__WHAT YOU HAVE TO DO__.
In the material below, find all lines with the string "title" and copy them.

__DATA SHOWN__.

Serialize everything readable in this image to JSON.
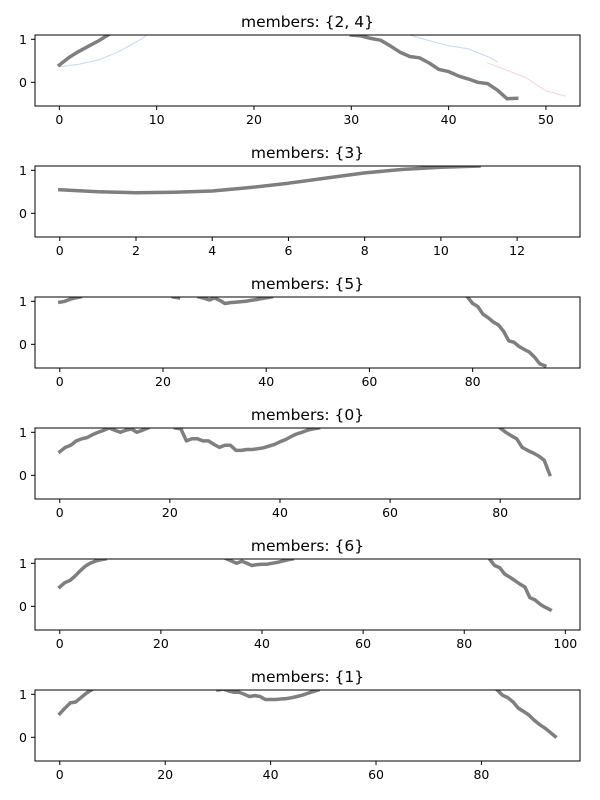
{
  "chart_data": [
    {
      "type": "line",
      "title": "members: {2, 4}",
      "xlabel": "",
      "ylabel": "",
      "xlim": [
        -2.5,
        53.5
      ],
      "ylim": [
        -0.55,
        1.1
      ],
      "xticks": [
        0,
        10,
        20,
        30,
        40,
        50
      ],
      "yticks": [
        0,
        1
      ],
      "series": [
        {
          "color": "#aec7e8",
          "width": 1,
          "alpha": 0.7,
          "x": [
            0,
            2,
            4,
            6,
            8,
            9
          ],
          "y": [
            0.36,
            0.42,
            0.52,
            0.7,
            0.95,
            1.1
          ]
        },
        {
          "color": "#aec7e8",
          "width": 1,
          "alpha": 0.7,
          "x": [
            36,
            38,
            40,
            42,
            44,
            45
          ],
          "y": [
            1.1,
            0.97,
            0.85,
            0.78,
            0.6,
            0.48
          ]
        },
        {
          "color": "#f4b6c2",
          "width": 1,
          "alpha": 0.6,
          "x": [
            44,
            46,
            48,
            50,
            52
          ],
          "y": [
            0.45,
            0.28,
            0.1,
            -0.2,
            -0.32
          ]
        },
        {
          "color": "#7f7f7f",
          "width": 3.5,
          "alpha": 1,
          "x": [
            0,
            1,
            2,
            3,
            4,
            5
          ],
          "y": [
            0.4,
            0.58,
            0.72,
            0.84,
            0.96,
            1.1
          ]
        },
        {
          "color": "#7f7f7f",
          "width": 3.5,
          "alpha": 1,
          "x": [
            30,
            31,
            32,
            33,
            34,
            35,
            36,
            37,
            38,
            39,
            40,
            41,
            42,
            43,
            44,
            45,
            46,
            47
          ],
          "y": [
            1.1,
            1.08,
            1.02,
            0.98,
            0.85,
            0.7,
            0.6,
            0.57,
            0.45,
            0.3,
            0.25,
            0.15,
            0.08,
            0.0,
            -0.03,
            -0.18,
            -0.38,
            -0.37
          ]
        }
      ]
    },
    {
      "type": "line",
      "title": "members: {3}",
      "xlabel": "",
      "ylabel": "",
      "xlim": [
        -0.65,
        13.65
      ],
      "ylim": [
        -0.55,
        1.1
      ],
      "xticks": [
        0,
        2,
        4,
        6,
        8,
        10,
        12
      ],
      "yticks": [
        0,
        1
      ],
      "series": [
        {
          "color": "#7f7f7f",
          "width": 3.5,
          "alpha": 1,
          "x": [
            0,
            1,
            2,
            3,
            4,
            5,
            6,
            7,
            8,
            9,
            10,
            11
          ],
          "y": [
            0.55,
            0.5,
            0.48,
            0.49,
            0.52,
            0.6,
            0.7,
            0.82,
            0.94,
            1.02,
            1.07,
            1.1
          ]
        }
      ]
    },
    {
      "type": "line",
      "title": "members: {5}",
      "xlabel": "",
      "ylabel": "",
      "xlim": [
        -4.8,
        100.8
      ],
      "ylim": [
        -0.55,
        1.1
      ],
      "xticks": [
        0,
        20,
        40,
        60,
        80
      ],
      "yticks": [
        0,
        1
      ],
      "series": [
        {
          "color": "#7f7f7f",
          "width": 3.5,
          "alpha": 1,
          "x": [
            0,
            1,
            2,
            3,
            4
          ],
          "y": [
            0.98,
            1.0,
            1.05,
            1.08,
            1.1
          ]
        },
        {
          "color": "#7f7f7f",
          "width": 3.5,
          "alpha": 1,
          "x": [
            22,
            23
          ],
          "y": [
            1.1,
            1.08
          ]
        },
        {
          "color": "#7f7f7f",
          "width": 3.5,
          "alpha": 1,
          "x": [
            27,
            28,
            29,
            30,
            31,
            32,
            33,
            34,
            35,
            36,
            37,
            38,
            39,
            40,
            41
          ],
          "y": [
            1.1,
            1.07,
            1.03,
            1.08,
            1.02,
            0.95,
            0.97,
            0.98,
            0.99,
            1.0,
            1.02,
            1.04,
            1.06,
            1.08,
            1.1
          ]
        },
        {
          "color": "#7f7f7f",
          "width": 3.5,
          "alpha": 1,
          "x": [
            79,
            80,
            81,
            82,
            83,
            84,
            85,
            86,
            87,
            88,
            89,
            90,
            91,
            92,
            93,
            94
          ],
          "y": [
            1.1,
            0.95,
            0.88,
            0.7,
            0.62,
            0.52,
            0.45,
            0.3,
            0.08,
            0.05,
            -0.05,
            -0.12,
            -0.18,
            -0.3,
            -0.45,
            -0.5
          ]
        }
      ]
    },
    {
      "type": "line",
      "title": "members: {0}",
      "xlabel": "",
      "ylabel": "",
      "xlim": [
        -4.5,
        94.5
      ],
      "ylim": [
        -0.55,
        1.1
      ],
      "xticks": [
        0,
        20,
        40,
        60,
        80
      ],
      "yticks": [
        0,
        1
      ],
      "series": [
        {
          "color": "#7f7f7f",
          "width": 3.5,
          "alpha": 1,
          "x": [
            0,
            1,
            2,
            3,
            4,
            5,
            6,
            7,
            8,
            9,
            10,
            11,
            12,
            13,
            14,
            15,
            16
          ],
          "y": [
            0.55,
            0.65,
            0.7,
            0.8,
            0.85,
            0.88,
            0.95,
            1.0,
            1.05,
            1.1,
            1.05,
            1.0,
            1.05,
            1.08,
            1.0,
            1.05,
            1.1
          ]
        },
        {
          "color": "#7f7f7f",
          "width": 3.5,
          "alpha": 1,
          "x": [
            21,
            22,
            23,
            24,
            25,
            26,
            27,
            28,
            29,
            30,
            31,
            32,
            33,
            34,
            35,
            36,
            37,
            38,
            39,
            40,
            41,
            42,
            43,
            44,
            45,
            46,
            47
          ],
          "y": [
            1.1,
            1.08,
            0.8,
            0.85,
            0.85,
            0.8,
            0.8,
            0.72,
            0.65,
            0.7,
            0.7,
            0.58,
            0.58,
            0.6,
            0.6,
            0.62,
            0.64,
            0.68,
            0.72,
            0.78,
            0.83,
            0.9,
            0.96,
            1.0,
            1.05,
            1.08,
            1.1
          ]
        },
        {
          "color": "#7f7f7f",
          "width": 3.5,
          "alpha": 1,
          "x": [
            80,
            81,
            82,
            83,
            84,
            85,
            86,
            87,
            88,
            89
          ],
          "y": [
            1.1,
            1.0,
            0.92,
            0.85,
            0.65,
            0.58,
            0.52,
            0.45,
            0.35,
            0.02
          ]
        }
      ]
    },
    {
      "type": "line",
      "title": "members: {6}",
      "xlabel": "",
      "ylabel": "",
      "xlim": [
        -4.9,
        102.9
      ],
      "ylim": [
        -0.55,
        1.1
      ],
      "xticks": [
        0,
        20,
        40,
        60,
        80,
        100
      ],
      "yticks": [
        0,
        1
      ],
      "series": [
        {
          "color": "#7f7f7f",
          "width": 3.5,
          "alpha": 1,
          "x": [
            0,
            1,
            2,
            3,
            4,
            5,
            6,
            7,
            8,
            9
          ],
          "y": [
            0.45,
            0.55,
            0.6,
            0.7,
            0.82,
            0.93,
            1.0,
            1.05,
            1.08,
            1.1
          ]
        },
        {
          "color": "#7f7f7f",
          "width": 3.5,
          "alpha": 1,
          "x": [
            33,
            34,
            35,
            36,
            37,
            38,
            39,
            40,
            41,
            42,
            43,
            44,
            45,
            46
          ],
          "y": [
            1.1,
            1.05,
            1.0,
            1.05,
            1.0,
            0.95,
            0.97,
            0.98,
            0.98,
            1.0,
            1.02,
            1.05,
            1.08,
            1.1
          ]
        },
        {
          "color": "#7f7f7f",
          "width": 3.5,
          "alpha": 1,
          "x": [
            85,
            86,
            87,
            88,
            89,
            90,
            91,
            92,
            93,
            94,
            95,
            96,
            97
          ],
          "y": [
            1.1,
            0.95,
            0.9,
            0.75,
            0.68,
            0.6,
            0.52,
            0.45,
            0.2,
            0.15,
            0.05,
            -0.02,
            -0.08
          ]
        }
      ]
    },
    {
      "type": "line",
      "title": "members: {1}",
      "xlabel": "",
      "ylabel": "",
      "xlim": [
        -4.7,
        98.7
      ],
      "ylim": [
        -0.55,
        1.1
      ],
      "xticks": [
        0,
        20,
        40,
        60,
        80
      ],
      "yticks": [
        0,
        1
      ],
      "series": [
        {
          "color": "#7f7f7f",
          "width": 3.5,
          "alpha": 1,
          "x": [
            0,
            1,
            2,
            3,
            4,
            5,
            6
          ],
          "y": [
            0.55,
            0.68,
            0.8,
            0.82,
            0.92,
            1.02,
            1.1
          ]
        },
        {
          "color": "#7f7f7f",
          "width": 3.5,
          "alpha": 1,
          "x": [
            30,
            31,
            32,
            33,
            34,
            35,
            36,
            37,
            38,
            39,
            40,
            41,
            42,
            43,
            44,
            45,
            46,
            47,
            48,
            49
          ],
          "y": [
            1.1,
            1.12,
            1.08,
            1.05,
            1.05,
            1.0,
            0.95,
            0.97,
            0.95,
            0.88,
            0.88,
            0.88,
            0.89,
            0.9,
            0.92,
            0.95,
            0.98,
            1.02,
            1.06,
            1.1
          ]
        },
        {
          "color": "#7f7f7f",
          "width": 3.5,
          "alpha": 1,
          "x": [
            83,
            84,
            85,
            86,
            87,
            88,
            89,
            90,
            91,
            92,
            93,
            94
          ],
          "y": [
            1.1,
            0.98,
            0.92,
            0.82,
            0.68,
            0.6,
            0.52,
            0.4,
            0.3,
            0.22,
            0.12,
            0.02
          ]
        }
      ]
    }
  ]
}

__SOLUTION__.
      "title": "members: {2, 4}",
      "title": "members: {3}",
      "title": "members: {5}",
      "title": "members: {0}",
      "title": "members: {6}",
      "title": "members: {1}",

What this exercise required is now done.